**Transcribed page data**
>>>

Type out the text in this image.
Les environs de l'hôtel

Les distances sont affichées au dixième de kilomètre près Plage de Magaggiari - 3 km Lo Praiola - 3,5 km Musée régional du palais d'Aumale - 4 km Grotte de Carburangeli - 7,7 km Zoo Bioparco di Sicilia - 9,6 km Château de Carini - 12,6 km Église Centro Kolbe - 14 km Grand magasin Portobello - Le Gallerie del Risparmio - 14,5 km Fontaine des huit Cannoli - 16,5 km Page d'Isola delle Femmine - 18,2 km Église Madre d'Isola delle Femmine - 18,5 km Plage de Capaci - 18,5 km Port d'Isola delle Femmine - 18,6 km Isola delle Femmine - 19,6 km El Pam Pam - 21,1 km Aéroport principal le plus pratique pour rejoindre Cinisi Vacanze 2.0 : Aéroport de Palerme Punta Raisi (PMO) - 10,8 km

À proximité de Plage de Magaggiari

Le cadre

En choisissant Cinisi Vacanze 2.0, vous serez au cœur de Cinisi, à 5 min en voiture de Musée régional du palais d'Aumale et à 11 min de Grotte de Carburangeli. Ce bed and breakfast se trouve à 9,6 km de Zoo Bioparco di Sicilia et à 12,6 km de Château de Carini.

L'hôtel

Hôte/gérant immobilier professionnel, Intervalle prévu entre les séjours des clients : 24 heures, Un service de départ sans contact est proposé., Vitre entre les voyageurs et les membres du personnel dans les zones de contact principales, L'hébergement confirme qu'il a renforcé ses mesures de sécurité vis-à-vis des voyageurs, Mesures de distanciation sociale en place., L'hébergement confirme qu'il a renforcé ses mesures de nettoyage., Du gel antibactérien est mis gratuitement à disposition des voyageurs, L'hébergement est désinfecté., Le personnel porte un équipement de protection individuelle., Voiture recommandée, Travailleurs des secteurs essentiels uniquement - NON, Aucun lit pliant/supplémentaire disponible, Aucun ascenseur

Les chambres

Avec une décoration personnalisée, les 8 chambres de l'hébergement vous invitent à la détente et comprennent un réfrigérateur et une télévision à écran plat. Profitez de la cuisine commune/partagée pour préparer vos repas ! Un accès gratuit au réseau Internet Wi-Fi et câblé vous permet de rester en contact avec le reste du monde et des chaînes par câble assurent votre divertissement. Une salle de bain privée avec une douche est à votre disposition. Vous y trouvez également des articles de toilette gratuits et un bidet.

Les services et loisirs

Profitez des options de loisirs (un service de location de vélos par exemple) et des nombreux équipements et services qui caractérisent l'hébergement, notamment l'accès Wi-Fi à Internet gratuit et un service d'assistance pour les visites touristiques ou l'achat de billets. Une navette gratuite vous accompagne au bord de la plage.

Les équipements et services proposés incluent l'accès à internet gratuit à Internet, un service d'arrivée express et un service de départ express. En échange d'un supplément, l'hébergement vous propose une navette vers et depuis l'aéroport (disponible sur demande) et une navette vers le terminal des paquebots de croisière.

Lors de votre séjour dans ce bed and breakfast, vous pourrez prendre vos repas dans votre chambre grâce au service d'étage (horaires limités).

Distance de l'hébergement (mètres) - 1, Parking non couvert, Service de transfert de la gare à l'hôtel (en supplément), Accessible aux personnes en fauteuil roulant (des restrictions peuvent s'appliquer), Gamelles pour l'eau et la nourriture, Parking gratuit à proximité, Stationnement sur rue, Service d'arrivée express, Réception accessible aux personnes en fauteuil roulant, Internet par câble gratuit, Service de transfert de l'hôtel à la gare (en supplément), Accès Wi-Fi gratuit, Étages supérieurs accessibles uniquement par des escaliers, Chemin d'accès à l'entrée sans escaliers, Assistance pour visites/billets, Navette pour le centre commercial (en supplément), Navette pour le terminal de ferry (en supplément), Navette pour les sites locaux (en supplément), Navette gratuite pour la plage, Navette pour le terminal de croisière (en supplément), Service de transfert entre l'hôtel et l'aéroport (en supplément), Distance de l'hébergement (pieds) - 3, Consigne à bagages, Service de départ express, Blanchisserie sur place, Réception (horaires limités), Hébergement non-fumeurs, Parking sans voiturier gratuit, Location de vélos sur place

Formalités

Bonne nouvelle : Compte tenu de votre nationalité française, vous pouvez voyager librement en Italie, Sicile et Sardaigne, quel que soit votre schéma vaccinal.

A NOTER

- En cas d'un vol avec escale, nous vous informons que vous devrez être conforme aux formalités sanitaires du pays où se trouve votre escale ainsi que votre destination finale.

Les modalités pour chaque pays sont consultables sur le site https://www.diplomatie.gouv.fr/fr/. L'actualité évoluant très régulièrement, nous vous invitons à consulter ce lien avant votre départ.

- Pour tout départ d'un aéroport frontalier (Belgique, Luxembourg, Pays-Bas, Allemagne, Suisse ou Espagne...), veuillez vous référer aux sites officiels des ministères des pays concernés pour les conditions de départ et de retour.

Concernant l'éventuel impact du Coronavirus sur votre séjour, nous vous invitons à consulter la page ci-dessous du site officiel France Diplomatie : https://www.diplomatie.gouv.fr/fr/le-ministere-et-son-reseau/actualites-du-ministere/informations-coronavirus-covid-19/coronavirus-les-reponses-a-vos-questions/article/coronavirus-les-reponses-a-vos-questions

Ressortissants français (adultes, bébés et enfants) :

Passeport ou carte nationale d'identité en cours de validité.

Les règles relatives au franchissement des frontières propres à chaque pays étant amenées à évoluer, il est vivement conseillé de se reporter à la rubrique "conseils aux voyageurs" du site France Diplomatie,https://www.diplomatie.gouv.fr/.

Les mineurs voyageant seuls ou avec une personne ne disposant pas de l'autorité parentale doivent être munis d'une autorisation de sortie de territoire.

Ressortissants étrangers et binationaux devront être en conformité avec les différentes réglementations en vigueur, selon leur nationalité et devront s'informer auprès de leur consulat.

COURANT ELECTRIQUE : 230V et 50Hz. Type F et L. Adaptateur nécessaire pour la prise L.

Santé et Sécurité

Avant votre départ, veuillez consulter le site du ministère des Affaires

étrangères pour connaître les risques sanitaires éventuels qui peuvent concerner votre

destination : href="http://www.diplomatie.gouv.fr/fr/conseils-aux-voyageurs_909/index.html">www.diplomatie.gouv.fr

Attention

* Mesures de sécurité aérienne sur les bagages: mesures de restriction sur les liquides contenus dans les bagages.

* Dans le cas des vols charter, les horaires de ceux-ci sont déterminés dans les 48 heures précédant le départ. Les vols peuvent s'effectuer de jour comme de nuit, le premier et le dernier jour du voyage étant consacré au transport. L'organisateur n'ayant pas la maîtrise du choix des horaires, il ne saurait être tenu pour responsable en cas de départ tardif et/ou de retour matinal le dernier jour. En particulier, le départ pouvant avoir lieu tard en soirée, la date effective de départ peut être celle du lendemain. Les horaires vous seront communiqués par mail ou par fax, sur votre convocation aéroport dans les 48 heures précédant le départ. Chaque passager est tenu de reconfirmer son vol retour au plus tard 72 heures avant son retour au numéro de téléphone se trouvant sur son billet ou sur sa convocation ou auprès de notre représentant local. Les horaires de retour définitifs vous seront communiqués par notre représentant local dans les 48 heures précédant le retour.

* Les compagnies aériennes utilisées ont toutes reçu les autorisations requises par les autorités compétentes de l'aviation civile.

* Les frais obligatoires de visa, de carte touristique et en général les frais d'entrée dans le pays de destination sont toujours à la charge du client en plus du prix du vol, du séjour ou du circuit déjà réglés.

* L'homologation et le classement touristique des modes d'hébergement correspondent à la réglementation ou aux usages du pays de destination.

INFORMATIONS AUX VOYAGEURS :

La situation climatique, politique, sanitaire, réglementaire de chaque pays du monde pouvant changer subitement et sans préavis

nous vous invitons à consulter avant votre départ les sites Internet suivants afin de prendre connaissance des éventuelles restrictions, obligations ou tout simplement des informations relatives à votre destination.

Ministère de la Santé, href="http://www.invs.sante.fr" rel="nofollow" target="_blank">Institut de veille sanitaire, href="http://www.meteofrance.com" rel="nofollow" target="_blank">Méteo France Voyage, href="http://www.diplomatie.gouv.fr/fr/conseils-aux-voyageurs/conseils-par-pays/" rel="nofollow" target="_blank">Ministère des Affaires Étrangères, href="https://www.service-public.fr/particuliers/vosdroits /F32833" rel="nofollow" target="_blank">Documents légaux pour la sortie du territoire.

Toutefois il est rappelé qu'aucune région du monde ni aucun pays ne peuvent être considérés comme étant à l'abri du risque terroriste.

<<<

**Exercise description**
The lines sought are those in the data above that include the string "chambres"; copy each one.

**Output below**
Les chambres
Avec une décoration personnalisée, les 8 chambres de l'hébergement vous invitent à la détente et comprennent un réfrigérateur et une télévision à écran plat. Profitez de la cuisine commune/partagée pour préparer vos repas ! Un accès gratuit au réseau Internet Wi-Fi et câblé vous permet de rester en contact avec le reste du monde et des chaînes par câble assurent votre divertissement. Une salle de bain privée avec une douche est à votre disposition. Vous y trouvez également des articles de toilette gratuits et un bidet.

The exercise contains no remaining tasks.